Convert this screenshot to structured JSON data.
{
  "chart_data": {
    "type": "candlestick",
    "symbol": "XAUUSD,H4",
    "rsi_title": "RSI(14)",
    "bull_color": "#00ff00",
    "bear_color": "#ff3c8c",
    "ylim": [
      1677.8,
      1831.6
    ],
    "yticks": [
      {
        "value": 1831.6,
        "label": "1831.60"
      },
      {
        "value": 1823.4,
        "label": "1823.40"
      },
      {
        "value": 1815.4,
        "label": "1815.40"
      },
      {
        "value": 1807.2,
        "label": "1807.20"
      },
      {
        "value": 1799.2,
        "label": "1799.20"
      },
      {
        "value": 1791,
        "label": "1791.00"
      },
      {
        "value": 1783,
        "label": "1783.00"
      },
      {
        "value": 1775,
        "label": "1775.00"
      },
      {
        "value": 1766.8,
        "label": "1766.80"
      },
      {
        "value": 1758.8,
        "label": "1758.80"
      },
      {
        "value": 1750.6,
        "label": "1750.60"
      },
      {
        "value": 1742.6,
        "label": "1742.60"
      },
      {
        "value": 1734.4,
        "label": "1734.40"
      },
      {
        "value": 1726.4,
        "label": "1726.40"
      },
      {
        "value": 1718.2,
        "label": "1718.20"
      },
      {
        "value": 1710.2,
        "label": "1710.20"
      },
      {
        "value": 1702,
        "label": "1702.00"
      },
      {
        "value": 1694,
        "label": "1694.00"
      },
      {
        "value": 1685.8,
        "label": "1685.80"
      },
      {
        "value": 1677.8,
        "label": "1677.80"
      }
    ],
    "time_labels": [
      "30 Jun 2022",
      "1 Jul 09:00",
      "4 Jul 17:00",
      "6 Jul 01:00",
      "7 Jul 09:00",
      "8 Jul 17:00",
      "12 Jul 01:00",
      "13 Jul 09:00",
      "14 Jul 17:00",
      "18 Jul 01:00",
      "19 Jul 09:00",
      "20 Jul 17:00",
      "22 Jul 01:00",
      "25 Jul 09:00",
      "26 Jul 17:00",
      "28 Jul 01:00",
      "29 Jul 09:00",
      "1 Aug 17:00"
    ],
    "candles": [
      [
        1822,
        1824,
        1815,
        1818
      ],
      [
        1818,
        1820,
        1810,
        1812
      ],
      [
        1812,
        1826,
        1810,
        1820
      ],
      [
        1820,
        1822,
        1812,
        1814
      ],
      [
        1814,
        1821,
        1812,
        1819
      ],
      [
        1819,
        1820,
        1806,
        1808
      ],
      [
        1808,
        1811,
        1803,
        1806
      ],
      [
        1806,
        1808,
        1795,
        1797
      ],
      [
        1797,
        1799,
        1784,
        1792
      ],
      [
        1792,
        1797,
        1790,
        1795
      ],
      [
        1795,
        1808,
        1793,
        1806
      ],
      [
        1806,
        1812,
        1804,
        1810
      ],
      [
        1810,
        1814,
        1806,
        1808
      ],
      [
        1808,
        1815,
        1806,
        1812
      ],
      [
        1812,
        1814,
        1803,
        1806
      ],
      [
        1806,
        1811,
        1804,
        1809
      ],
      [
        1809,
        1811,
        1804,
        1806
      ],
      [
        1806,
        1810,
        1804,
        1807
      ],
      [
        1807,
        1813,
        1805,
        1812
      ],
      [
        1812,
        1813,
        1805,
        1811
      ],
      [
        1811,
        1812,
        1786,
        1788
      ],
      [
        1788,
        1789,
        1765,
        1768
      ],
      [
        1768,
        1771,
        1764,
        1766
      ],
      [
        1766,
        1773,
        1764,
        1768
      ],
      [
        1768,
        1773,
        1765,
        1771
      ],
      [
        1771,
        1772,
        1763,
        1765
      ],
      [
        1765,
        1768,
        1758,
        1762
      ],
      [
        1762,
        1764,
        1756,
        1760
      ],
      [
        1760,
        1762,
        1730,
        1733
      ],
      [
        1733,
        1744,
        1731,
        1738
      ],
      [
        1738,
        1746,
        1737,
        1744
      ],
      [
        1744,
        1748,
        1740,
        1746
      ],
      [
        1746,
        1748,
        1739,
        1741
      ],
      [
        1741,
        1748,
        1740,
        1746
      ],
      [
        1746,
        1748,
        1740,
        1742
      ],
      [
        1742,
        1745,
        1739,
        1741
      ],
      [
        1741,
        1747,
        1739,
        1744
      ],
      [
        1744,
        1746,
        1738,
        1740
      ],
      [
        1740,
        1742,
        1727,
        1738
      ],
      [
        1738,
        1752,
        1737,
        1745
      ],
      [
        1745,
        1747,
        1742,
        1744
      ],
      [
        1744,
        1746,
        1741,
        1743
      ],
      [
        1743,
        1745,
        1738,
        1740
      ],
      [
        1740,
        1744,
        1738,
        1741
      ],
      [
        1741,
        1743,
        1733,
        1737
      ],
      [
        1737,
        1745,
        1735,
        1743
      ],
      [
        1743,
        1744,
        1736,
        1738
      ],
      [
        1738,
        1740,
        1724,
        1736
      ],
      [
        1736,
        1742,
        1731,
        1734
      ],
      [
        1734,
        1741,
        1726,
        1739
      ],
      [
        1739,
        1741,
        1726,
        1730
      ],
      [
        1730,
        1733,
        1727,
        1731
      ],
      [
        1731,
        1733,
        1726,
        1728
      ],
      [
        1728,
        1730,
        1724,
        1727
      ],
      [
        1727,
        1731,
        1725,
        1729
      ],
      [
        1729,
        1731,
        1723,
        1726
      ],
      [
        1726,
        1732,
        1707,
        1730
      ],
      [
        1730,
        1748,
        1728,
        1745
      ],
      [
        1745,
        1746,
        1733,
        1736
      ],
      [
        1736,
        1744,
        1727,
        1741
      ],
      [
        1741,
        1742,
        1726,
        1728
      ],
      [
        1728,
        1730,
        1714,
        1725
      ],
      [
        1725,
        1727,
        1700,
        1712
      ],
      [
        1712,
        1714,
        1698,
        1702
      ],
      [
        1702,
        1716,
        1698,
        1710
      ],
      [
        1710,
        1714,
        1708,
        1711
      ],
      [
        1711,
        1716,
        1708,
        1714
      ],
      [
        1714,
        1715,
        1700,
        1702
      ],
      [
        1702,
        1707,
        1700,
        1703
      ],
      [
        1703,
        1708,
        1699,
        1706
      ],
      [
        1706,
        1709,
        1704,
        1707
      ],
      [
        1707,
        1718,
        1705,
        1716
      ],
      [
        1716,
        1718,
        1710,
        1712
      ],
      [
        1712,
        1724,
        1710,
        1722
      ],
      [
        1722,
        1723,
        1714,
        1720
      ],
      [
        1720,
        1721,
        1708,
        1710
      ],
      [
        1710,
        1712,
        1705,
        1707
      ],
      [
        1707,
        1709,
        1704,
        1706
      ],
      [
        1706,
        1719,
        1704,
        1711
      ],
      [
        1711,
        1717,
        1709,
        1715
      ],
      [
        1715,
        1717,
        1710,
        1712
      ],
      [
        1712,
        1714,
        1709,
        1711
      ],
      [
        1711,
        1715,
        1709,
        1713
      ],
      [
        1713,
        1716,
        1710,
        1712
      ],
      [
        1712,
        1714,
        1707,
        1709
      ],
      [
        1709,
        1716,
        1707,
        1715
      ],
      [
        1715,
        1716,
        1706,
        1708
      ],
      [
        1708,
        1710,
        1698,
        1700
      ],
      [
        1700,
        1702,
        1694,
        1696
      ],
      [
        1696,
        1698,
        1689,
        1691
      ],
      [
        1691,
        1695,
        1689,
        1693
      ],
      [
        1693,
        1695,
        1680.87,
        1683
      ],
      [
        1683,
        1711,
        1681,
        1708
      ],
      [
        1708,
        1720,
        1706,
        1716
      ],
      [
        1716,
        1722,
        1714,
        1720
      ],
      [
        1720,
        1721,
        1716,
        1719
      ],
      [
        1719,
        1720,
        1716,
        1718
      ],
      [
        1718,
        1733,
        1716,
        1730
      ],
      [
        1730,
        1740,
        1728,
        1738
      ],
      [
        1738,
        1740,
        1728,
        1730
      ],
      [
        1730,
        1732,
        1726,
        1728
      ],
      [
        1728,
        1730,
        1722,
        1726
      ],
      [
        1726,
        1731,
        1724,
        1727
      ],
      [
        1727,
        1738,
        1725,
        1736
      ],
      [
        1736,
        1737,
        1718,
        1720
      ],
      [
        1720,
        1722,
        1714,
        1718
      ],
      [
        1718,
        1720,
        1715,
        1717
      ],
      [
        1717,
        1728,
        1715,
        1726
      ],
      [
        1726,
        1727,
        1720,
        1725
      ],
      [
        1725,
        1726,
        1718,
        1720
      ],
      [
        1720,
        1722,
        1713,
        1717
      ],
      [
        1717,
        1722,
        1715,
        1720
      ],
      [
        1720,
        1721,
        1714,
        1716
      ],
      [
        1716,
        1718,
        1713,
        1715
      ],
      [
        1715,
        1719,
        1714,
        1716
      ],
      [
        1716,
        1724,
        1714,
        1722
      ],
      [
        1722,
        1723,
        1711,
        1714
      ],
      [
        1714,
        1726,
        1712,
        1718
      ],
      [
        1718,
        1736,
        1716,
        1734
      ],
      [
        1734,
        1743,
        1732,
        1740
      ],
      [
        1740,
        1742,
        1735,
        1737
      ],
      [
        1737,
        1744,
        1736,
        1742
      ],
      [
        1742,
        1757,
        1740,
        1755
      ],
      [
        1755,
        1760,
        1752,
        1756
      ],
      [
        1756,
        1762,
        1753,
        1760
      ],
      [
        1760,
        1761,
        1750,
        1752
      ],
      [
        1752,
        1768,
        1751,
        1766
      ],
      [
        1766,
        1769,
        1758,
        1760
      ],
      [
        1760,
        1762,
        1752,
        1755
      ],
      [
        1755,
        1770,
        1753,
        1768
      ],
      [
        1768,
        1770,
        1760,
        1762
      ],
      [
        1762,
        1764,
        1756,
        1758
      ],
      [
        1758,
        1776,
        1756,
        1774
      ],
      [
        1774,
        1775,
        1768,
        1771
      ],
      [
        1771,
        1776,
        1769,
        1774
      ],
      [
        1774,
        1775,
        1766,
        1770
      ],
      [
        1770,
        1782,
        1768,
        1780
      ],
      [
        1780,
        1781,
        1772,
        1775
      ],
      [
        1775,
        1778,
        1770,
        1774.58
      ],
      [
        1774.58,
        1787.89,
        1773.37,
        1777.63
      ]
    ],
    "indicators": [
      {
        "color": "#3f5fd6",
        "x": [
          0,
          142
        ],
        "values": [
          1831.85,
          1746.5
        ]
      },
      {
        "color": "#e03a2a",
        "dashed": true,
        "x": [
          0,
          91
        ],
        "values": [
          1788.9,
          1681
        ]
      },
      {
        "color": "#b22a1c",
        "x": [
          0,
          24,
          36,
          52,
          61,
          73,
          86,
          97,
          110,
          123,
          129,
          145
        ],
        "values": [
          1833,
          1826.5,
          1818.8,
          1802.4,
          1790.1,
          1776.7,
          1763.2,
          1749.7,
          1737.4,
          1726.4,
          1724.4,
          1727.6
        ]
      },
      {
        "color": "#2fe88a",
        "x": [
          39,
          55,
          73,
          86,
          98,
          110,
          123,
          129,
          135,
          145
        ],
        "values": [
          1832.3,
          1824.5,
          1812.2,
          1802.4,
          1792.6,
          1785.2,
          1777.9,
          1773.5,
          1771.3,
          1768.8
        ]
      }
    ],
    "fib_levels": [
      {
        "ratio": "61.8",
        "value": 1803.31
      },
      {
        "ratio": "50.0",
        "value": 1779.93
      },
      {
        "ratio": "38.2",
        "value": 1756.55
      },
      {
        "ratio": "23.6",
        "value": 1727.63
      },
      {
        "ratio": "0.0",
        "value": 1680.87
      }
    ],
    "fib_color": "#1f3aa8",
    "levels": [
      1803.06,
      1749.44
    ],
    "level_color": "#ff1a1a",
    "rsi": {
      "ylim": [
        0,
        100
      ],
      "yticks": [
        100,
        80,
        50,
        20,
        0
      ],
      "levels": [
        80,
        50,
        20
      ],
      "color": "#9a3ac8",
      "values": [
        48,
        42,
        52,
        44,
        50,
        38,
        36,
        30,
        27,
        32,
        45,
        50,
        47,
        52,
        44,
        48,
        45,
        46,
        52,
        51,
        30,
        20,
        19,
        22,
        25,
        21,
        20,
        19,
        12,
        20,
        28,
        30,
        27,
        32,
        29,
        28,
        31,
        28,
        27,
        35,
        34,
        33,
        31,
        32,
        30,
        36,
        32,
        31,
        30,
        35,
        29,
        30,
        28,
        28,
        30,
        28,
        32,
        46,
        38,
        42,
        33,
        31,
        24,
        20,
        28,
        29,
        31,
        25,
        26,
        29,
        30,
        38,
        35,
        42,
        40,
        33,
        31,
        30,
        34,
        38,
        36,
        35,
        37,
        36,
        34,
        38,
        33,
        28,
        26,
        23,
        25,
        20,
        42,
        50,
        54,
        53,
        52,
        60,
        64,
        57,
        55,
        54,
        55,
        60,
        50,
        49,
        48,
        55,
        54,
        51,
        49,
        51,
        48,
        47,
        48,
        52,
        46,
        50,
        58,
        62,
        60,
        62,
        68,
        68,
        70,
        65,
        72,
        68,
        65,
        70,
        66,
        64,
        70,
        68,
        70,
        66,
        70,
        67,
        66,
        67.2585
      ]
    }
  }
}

■ ■ ■ ■ ■ ■ ■

Only a number is wanted: how many lines of the data above contain "ratio"?

> _Finished exercise_
5